▶ _Task objective_
Repeat the records exactly. Every line must match.

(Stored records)
★ ★ ★ ★
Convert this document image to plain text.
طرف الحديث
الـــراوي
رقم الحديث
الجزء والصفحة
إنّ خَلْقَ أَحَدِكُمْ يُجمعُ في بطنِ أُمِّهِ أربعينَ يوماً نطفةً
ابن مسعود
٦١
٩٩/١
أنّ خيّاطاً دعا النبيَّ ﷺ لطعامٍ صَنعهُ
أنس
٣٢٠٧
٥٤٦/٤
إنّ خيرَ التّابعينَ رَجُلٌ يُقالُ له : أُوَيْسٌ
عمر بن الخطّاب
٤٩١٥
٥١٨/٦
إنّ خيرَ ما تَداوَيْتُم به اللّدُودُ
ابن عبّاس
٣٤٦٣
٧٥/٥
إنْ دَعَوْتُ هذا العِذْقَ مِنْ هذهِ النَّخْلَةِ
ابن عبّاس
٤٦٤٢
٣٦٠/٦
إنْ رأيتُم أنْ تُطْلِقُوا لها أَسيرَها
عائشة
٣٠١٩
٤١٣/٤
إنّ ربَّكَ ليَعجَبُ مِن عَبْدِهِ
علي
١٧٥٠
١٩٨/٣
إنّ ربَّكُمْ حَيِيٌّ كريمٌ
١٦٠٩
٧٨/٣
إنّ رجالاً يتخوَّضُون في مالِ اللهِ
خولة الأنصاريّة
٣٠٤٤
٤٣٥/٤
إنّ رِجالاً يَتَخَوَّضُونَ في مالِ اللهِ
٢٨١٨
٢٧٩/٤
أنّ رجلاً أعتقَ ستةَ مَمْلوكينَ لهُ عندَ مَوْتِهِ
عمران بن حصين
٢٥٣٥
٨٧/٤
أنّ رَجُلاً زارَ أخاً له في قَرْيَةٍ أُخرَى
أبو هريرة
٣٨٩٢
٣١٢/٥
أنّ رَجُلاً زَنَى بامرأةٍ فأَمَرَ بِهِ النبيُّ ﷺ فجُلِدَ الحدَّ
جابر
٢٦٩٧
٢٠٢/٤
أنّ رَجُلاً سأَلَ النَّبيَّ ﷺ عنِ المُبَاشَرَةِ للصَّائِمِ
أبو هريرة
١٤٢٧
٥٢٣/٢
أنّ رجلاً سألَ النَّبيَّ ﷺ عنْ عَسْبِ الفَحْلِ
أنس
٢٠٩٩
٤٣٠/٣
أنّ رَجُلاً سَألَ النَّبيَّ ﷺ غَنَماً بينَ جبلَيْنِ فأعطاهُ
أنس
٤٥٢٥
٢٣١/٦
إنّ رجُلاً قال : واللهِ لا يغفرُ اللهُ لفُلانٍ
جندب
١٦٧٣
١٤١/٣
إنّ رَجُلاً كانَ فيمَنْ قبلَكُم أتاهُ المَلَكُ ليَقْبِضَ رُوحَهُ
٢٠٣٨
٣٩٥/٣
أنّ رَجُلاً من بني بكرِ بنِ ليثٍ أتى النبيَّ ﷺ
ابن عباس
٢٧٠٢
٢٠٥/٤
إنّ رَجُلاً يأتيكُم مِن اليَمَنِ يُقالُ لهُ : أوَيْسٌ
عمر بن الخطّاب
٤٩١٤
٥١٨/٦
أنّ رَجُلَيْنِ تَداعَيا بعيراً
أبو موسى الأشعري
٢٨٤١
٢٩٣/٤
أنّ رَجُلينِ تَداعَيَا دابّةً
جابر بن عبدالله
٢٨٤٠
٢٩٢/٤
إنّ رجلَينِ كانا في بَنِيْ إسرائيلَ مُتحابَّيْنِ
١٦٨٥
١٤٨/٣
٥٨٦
★ ★ ★ ★
▶ _Answer in full_
Convert this document image to plain text.
طرف الحديث
الـــراوي
رقم الحديث
الجزء والصفحة
إنّ خَلْقَ أَحَدِكُمْ يُجمعُ في بطنِ أُمِّهِ أربعينَ يوماً نطفةً
ابن مسعود
٦١
٩٩/١
أنّ خيّاطاً دعا النبيَّ ﷺ لطعامٍ صَنعهُ
أنس
٣٢٠٧
٥٤٦/٤
إنّ خيرَ التّابعينَ رَجُلٌ يُقالُ له : أُوَيْسٌ
عمر بن الخطّاب
٤٩١٥
٥١٨/٦
إنّ خيرَ ما تَداوَيْتُم به اللّدُودُ
ابن عبّاس
٣٤٦٣
٧٥/٥
إنْ دَعَوْتُ هذا العِذْقَ مِنْ هذهِ النَّخْلَةِ
ابن عبّاس
٤٦٤٢
٣٦٠/٦
إنْ رأيتُم أنْ تُطْلِقُوا لها أَسيرَها
عائشة
٣٠١٩
٤١٣/٤
إنّ ربَّكَ ليَعجَبُ مِن عَبْدِهِ
علي
١٧٥٠
١٩٨/٣
إنّ ربَّكُمْ حَيِيٌّ كريمٌ
١٦٠٩
٧٨/٣
إنّ رجالاً يتخوَّضُون في مالِ اللهِ
خولة الأنصاريّة
٣٠٤٤
٤٣٥/٤
إنّ رِجالاً يَتَخَوَّضُونَ في مالِ اللهِ
٢٨١٨
٢٧٩/٤
أنّ رجلاً أعتقَ ستةَ مَمْلوكينَ لهُ عندَ مَوْتِهِ
عمران بن حصين
٢٥٣٥
٨٧/٤
أنّ رَجُلاً زارَ أخاً له في قَرْيَةٍ أُخرَى
أبو هريرة
٣٨٩٢
٣١٢/٥
أنّ رَجُلاً زَنَى بامرأةٍ فأَمَرَ بِهِ النبيُّ ﷺ فجُلِدَ الحدَّ
جابر
٢٦٩٧
٢٠٢/٤
أنّ رَجُلاً سأَلَ النَّبيَّ ﷺ عنِ المُبَاشَرَةِ للصَّائِمِ
أبو هريرة
١٤٢٧
٥٢٣/٢
أنّ رجلاً سألَ النَّبيَّ ﷺ عنْ عَسْبِ الفَحْلِ
أنس
٢٠٩٩
٤٣٠/٣
أنّ رَجُلاً سَألَ النَّبيَّ ﷺ غَنَماً بينَ جبلَيْنِ فأعطاهُ
أنس
٤٥٢٥
٢٣١/٦
إنّ رجُلاً قال : واللهِ لا يغفرُ اللهُ لفُلانٍ
جندب
١٦٧٣
١٤١/٣
إنّ رَجُلاً كانَ فيمَنْ قبلَكُم أتاهُ المَلَكُ ليَقْبِضَ رُوحَهُ
٢٠٣٨
٣٩٥/٣
أنّ رَجُلاً من بني بكرِ بنِ ليثٍ أتى النبيَّ ﷺ
ابن عباس
٢٧٠٢
٢٠٥/٤
إنّ رَجُلاً يأتيكُم مِن اليَمَنِ يُقالُ لهُ : أوَيْسٌ
عمر بن الخطّاب
٤٩١٤
٥١٨/٦
أنّ رَجُلَيْنِ تَداعَيا بعيراً
أبو موسى الأشعري
٢٨٤١
٢٩٣/٤
أنّ رَجُلينِ تَداعَيَا دابّةً
جابر بن عبدالله
٢٨٤٠
٢٩٢/٤
إنّ رجلَينِ كانا في بَنِيْ إسرائيلَ مُتحابَّيْنِ
١٦٨٥
١٤٨/٣
٥٨٦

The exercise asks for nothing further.